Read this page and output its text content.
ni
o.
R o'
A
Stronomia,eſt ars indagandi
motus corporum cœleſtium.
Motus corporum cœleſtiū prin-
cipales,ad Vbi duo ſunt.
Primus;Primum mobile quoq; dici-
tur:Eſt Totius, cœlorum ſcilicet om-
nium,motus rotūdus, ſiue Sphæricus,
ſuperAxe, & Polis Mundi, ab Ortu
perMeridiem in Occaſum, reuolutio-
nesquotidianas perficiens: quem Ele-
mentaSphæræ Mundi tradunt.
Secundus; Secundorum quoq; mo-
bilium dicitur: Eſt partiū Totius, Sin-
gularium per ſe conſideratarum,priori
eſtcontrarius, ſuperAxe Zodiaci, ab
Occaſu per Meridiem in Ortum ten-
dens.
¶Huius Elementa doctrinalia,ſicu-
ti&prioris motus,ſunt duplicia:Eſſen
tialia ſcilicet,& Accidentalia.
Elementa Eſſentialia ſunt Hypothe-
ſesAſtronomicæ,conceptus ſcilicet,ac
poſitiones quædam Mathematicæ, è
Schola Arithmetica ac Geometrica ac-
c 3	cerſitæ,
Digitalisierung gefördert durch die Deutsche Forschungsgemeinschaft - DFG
__________
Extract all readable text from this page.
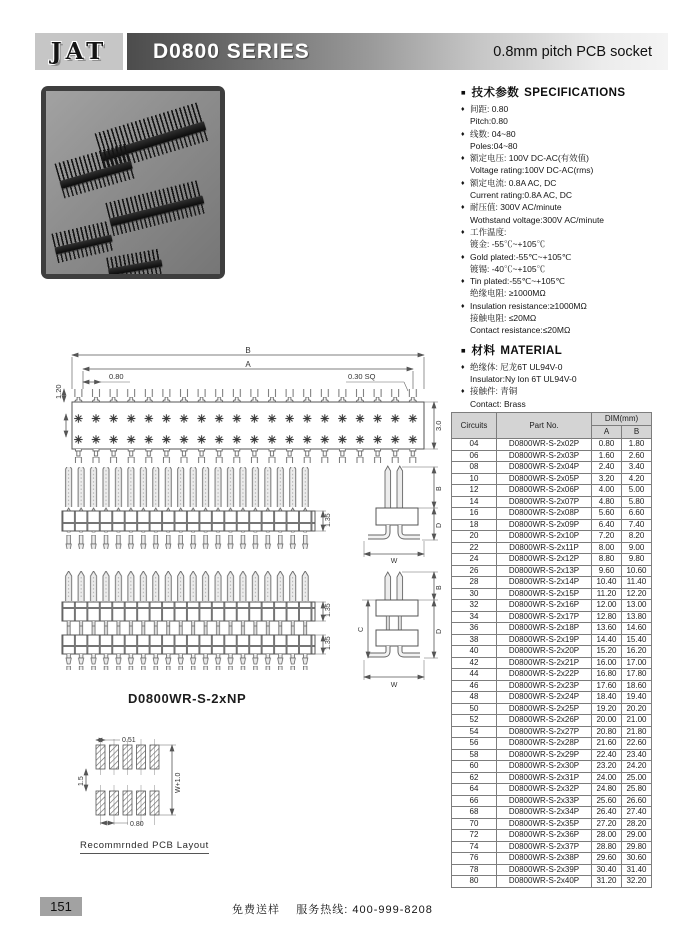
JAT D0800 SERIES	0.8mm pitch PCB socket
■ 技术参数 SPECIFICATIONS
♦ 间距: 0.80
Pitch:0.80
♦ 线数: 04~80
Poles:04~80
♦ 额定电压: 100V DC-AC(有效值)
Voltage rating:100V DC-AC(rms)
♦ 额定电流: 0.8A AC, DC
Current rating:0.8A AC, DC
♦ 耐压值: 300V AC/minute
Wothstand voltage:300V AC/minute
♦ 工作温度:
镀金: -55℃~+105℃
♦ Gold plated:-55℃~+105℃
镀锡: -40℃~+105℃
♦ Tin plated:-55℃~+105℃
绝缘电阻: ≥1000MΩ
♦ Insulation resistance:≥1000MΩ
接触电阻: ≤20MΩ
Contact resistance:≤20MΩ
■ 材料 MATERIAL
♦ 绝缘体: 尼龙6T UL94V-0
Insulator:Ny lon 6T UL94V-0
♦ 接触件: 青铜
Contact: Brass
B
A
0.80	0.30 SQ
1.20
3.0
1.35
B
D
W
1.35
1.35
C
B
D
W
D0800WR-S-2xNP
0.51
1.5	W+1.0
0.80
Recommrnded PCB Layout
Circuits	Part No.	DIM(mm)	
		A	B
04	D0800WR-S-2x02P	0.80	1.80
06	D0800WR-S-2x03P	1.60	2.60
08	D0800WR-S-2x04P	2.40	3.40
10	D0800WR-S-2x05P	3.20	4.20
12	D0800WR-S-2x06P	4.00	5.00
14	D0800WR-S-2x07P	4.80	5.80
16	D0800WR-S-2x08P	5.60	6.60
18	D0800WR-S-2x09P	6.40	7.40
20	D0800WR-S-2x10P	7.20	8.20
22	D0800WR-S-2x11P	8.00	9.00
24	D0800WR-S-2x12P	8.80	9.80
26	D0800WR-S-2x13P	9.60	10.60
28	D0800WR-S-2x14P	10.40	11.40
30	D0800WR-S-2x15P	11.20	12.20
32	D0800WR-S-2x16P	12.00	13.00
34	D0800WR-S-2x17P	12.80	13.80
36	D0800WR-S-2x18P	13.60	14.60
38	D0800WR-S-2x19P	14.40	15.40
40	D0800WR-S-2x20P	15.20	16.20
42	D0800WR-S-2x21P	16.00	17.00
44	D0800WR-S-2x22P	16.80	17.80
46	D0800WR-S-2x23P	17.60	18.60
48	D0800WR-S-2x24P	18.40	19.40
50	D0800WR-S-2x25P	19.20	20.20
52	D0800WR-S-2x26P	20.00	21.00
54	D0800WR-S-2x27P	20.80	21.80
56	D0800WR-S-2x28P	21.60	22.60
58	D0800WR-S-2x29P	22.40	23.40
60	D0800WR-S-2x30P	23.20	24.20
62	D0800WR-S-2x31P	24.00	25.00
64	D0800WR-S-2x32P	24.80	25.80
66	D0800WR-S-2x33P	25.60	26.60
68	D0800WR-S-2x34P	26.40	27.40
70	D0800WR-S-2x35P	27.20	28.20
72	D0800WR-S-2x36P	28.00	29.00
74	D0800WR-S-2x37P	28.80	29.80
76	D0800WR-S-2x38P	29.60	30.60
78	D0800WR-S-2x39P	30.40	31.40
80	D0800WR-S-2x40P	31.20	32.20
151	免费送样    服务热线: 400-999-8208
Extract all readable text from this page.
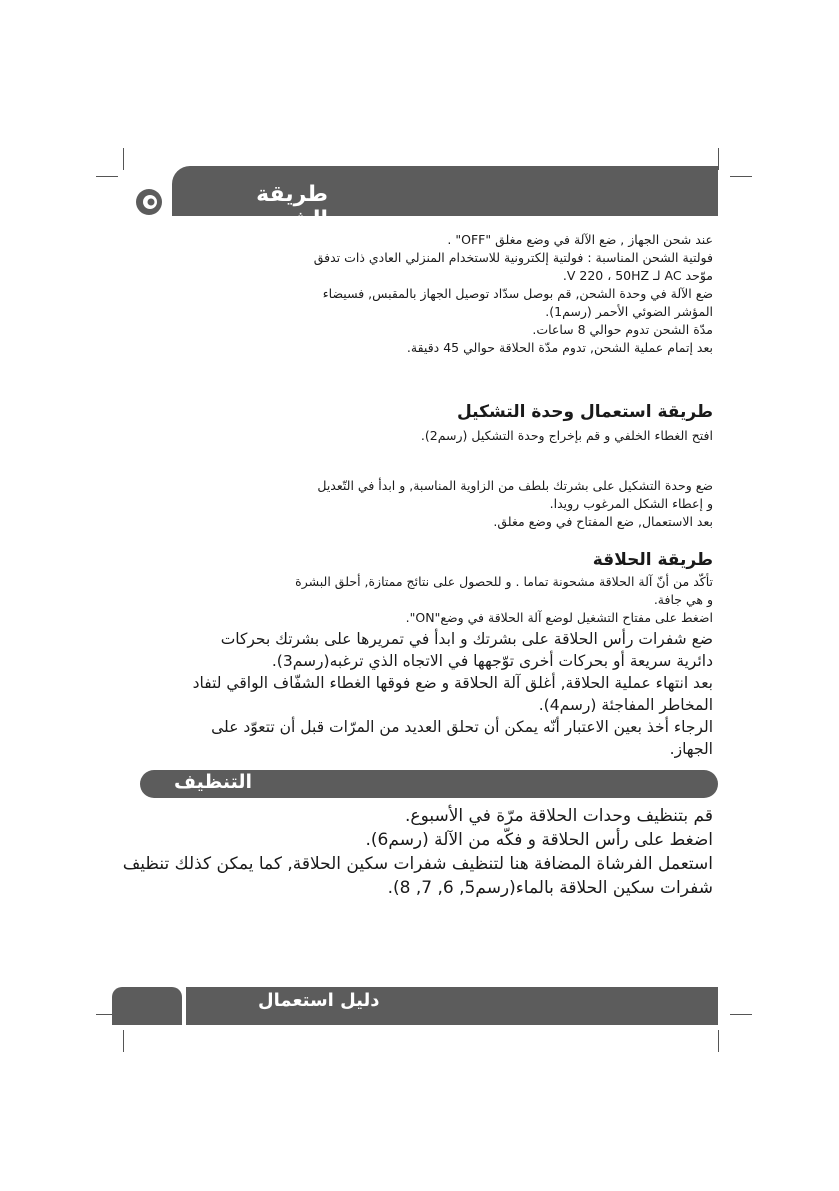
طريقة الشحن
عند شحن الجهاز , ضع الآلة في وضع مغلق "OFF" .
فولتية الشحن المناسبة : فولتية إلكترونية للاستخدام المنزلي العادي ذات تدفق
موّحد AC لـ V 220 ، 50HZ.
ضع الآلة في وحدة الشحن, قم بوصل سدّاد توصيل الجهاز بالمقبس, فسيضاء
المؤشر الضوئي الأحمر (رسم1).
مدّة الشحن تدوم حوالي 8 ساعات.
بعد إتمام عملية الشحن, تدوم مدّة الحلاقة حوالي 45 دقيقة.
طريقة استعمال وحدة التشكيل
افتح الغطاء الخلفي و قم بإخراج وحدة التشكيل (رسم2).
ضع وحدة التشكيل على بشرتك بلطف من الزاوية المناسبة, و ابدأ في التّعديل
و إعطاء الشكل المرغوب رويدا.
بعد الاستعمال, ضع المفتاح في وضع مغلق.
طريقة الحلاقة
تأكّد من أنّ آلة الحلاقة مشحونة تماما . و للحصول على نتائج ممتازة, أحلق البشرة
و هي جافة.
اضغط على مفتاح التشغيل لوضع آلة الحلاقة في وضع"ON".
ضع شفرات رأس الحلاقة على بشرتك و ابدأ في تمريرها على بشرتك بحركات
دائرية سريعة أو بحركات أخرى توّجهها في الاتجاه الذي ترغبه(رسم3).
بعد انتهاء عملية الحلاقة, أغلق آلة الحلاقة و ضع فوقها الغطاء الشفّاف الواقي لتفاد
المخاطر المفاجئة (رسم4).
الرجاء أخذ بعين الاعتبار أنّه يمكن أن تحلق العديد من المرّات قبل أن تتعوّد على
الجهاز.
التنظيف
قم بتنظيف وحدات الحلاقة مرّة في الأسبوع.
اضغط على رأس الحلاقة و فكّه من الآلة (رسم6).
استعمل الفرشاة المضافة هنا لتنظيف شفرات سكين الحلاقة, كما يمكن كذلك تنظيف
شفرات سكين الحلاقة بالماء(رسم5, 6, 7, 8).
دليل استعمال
__________
— What needs to be done —
Search the records for the word "التشكيل", then list every line that has it.

— Expected answer —
طريقة استعمال وحدة التشكيل
افتح الغطاء الخلفي و قم بإخراج وحدة التشكيل (رسم2).
ضع وحدة التشكيل على بشرتك بلطف من الزاوية المناسبة, و ابدأ في التّعديل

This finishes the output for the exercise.